Start of Task input

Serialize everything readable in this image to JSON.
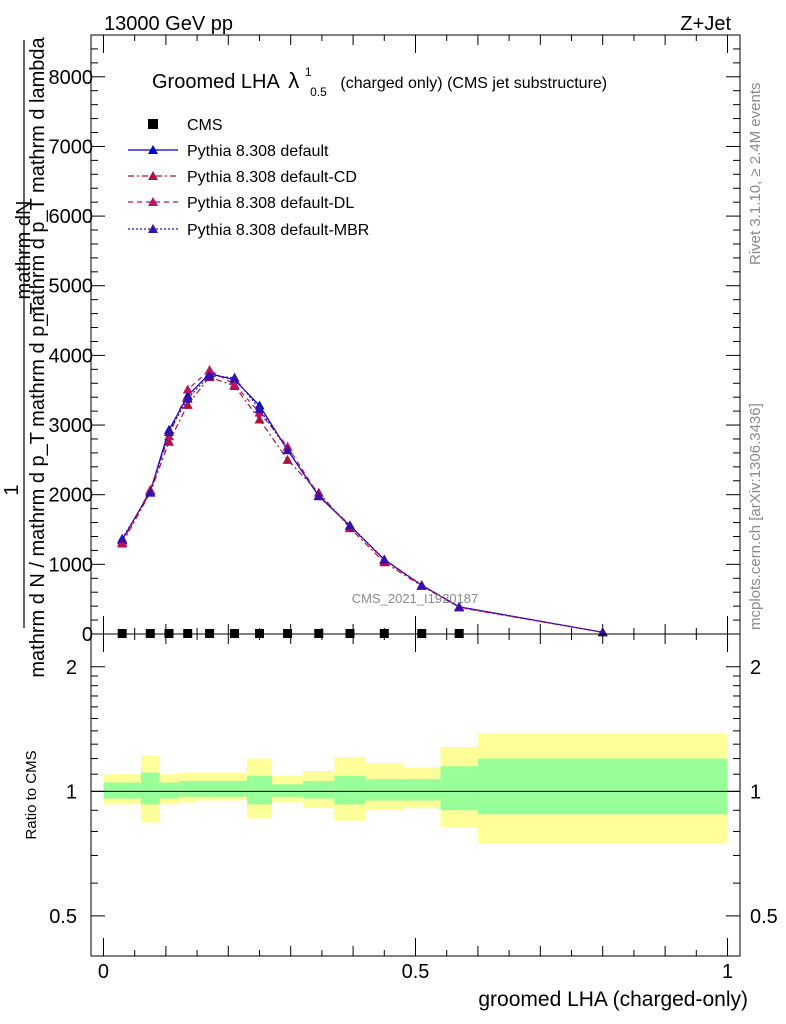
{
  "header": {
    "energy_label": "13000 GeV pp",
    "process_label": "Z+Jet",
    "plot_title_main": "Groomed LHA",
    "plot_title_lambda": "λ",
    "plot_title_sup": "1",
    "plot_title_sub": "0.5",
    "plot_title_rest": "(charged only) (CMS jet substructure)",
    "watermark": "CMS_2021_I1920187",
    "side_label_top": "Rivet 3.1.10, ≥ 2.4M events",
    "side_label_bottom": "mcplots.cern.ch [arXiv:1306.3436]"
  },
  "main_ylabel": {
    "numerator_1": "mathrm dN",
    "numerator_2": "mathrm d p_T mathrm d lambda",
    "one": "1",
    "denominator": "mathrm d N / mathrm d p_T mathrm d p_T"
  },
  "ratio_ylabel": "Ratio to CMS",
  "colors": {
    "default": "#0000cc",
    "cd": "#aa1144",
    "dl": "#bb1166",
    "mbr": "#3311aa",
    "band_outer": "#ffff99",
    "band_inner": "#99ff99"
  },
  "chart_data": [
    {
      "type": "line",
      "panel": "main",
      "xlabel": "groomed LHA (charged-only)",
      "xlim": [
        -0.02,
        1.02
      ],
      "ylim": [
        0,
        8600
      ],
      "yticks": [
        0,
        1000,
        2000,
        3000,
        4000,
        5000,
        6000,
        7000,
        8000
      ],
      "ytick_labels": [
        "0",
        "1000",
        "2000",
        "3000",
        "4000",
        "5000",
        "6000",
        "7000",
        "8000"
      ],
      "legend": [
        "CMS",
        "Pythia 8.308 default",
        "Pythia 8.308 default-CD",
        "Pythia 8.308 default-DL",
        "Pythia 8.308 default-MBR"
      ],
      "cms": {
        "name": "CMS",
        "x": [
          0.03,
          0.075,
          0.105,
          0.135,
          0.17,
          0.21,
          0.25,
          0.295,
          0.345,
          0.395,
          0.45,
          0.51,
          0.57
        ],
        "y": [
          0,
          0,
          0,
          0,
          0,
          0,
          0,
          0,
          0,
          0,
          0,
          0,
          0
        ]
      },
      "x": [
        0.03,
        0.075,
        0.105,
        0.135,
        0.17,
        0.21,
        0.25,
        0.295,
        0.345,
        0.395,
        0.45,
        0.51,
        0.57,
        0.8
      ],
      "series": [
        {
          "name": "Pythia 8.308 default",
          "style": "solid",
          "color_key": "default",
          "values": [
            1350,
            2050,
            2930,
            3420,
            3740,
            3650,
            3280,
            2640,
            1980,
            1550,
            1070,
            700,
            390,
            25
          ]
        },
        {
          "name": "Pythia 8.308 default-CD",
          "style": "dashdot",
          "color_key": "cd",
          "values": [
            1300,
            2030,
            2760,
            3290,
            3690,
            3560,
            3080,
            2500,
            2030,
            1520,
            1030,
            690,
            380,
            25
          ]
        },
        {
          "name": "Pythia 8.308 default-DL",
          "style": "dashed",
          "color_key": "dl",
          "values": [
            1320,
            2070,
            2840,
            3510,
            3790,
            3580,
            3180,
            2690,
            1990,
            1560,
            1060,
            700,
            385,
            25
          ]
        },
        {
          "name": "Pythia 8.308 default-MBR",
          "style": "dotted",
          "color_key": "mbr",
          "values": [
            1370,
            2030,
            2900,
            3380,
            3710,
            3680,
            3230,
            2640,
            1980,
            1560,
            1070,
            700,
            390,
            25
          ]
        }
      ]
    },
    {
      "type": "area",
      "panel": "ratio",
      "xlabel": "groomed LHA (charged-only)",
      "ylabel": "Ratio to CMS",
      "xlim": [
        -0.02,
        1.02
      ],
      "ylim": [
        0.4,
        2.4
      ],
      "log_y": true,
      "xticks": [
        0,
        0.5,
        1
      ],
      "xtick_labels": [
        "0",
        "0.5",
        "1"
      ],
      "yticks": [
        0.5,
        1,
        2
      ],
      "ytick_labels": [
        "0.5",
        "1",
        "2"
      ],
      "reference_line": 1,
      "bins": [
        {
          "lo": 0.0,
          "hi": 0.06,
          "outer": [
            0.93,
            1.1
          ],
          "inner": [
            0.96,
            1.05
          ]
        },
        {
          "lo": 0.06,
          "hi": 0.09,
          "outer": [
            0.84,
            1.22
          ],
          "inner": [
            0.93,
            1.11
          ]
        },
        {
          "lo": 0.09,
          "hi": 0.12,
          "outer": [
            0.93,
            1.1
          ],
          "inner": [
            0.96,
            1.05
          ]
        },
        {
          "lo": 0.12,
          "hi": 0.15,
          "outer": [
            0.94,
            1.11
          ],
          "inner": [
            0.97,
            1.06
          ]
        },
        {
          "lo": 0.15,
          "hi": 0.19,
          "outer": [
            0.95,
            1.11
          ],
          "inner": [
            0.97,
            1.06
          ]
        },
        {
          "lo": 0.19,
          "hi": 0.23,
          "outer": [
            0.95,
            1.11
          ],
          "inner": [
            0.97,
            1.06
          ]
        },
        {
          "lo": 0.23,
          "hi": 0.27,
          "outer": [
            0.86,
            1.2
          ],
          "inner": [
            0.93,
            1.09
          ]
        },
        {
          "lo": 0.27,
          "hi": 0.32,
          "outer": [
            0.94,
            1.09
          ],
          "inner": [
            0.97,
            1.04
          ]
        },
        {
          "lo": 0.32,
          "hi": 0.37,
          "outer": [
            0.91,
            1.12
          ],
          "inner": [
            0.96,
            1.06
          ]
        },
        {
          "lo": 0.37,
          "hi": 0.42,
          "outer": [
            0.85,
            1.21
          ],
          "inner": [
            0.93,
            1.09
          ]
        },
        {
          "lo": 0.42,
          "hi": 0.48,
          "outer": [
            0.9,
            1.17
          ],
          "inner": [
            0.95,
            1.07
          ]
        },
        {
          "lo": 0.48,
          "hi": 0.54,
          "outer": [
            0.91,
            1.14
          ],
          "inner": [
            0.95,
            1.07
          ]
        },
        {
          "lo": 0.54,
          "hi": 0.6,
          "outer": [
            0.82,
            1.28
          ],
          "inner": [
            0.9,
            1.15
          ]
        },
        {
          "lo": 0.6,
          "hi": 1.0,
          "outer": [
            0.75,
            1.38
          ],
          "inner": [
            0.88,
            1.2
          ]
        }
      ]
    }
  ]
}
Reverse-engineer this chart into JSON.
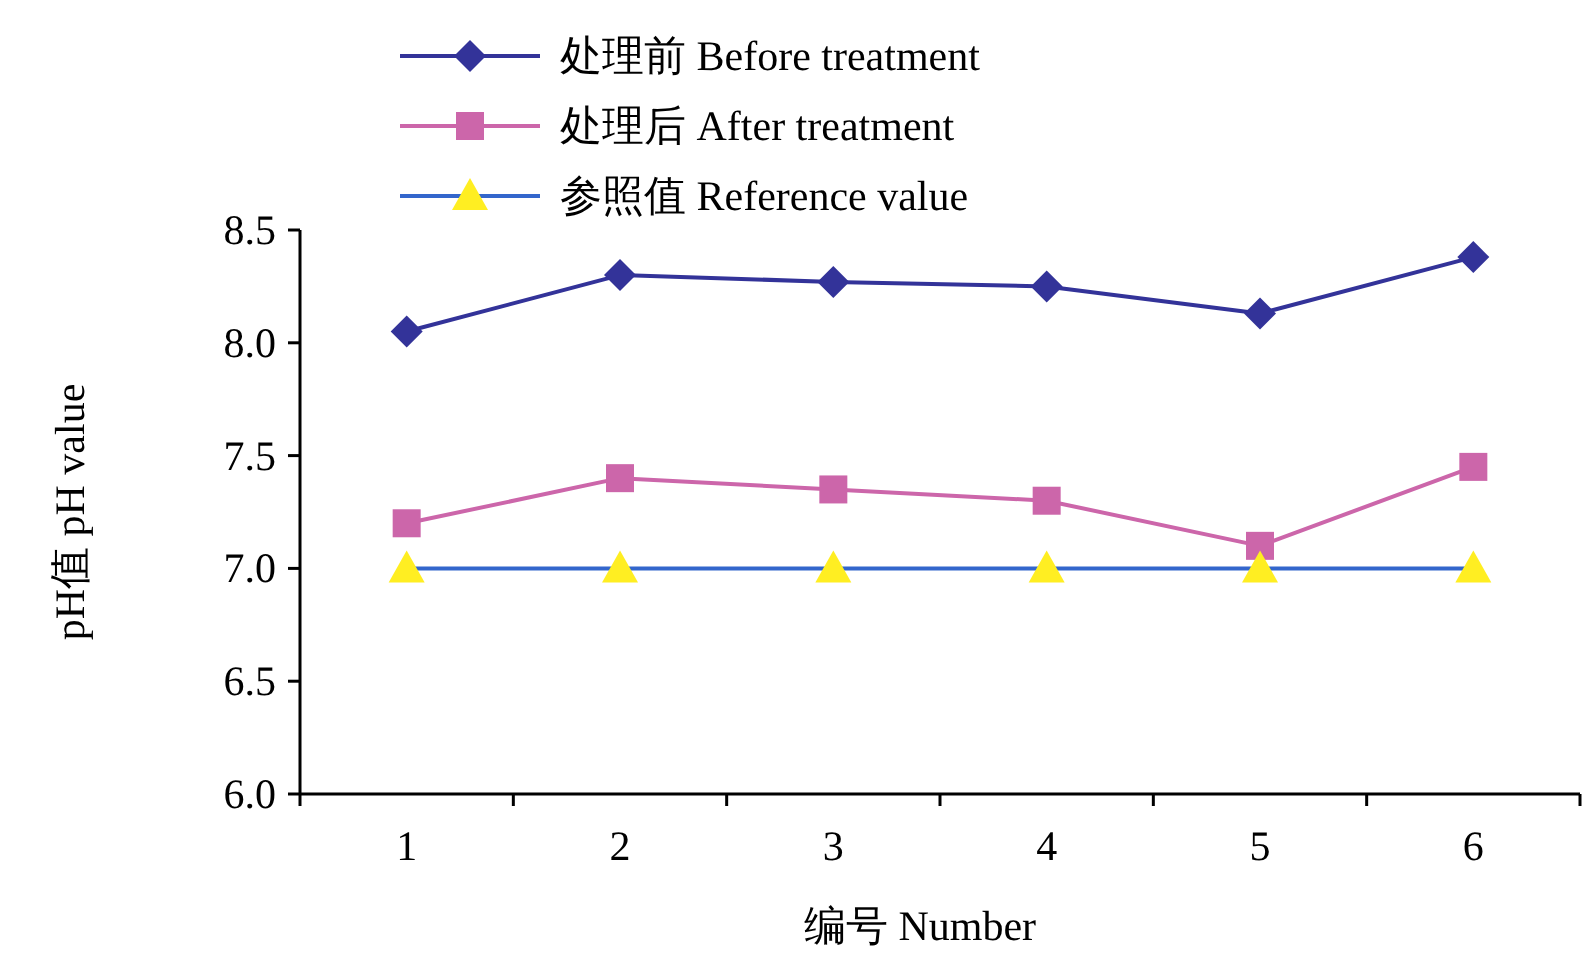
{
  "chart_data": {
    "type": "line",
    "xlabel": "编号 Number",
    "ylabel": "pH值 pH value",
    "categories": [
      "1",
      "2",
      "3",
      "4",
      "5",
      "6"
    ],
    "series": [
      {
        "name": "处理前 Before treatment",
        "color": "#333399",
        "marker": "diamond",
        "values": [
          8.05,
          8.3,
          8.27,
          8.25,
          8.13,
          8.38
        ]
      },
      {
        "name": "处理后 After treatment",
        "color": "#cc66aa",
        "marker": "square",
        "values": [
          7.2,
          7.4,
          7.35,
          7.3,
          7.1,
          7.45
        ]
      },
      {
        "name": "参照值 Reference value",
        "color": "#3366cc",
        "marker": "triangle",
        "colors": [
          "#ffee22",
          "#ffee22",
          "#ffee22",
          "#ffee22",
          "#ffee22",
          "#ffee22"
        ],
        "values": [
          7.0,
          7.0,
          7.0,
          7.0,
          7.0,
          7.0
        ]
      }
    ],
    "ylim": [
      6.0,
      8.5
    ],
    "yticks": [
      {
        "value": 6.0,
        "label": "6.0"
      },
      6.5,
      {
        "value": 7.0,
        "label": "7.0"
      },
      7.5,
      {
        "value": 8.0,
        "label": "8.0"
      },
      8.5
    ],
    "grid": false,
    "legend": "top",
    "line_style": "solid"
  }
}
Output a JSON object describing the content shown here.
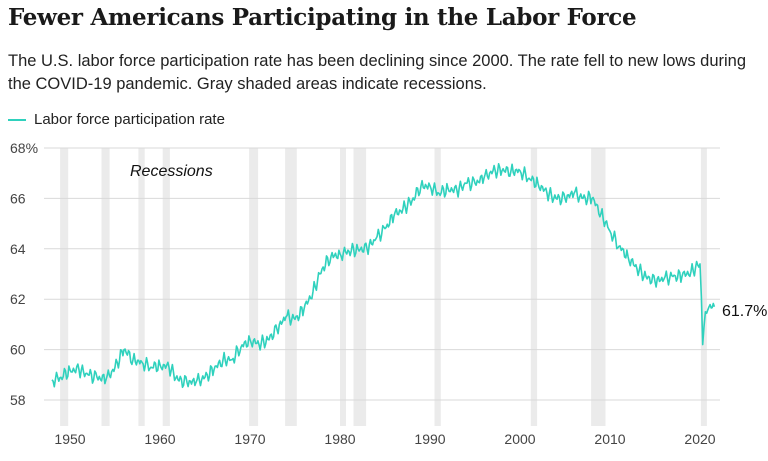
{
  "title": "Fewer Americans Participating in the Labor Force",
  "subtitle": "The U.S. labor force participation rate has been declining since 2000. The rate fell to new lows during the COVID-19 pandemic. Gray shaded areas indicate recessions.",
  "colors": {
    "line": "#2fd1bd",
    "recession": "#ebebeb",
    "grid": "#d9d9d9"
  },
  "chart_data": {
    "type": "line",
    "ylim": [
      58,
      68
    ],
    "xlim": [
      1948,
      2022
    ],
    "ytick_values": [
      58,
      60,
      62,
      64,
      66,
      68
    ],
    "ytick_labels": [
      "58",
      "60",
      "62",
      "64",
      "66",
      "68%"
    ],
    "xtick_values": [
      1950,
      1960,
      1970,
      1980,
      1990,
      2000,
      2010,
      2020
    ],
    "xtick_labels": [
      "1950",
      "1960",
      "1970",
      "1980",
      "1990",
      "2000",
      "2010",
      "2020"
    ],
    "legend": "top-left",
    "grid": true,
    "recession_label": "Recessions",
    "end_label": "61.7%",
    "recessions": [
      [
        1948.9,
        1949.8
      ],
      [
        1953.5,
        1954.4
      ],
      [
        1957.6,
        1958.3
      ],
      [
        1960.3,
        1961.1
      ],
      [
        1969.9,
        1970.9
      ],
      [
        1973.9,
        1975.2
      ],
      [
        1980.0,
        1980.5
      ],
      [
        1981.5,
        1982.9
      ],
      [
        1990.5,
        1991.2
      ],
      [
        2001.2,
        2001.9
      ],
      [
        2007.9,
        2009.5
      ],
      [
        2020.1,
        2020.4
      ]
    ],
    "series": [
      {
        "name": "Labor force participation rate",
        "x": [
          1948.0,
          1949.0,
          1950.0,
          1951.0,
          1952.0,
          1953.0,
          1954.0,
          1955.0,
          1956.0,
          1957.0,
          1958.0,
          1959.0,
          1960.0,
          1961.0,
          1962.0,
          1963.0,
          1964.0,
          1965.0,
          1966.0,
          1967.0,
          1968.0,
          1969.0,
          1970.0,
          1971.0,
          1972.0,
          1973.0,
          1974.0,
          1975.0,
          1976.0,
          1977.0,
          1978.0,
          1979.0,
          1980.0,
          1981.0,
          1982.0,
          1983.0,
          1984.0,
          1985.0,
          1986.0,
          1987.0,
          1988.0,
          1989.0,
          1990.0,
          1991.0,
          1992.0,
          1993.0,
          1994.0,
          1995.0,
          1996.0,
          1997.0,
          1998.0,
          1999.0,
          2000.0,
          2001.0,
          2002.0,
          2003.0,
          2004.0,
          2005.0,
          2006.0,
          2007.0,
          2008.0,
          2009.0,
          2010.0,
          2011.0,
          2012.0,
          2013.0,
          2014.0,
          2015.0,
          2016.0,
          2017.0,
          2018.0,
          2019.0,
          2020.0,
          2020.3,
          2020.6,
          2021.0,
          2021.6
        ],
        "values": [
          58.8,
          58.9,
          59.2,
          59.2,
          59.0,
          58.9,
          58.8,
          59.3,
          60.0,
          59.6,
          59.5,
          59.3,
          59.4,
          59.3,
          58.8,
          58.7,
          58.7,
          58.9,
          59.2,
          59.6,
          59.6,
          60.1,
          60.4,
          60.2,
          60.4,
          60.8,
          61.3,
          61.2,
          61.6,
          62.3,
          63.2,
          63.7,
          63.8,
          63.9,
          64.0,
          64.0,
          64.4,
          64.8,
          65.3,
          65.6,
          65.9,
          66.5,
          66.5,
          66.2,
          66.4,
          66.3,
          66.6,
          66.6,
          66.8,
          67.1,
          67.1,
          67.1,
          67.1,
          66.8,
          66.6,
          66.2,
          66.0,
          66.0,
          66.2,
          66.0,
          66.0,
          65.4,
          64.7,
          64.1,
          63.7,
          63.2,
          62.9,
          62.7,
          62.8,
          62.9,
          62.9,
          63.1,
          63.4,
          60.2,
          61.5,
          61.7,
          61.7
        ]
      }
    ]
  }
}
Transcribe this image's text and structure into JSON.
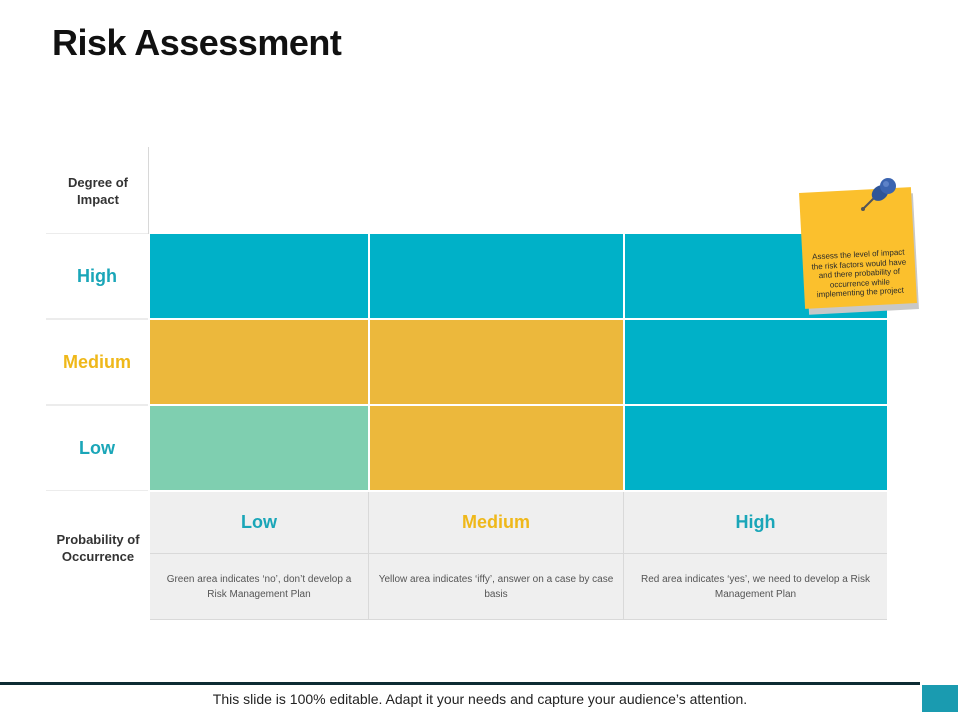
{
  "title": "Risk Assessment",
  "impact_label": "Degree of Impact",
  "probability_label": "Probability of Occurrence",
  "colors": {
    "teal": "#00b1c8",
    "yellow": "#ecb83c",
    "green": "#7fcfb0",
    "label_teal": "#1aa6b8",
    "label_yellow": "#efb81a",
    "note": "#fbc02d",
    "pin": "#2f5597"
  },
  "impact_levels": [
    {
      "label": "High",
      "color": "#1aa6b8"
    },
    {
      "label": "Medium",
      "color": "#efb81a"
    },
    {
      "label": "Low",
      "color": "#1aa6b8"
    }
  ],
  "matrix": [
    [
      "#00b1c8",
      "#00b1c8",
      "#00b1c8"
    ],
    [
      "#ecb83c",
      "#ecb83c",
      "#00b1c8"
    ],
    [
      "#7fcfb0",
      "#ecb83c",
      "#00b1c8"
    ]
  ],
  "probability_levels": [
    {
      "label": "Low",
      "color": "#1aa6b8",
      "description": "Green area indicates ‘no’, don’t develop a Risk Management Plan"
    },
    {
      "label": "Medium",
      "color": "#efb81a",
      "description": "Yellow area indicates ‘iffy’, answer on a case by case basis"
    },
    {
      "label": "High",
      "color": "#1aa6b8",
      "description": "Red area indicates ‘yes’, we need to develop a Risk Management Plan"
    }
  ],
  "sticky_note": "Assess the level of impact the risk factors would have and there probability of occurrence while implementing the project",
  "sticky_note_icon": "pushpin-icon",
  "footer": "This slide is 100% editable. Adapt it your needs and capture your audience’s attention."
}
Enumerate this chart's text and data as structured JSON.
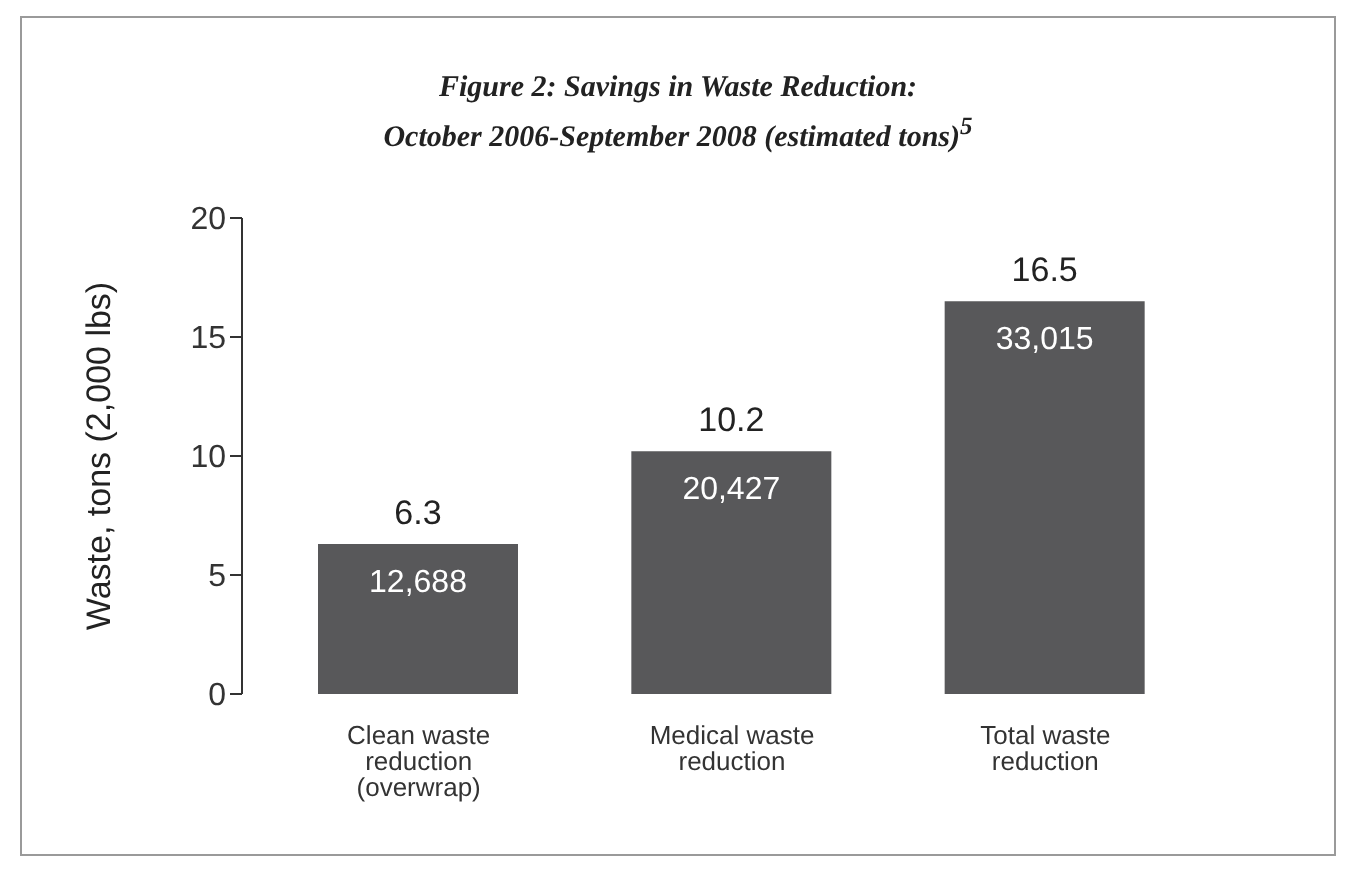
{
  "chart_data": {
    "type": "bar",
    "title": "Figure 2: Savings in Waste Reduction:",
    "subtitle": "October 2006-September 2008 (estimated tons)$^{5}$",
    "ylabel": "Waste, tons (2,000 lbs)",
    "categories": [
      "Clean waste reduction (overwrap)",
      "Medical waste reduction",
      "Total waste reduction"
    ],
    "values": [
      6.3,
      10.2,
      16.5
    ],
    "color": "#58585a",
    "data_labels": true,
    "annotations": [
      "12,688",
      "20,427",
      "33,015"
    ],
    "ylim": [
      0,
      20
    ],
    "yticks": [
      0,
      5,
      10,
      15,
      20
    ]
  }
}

End of Task input

Your objective: Of the lines above, copy each that contains "tons".

Solution to this task:
    "subtitle": "October 2006-September 2008 (estimated tons)$^{5}$",
    "ylabel": "Waste, tons (2,000 lbs)",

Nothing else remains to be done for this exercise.